EXERCISE AIM = Take every line where the string "Diversified" appears and copy it.

[Extracted records]
※

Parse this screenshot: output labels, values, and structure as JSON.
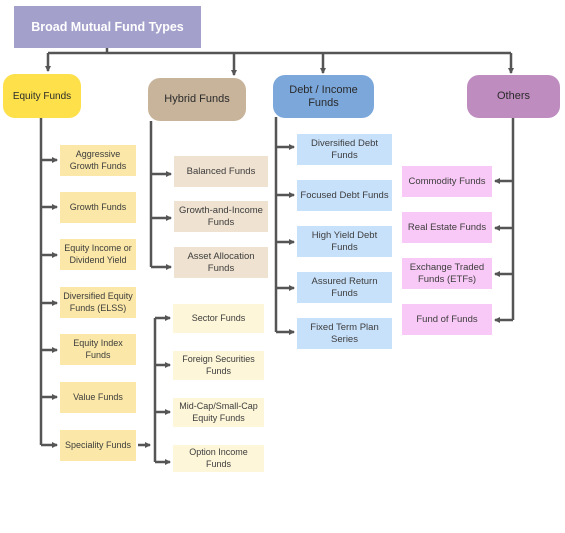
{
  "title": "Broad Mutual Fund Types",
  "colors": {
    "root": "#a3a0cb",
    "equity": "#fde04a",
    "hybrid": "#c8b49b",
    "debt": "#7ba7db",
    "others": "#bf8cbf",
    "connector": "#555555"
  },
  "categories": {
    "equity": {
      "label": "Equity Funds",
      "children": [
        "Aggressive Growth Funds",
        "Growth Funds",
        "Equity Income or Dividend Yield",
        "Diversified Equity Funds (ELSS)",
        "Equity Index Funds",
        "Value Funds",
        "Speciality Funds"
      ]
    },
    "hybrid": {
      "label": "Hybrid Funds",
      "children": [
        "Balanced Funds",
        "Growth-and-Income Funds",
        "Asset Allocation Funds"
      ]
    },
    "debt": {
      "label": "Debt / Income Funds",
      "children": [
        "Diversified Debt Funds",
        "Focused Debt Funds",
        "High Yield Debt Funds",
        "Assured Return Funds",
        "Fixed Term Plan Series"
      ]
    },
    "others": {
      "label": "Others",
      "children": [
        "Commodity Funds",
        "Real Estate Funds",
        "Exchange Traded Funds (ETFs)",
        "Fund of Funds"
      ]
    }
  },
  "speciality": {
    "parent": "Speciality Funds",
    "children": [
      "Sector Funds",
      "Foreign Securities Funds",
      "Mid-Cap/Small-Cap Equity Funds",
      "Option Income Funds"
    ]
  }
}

※

PROBLEM SOLUTION =
        "Diversified Equity Funds (ELSS)",
        "Diversified Debt Funds",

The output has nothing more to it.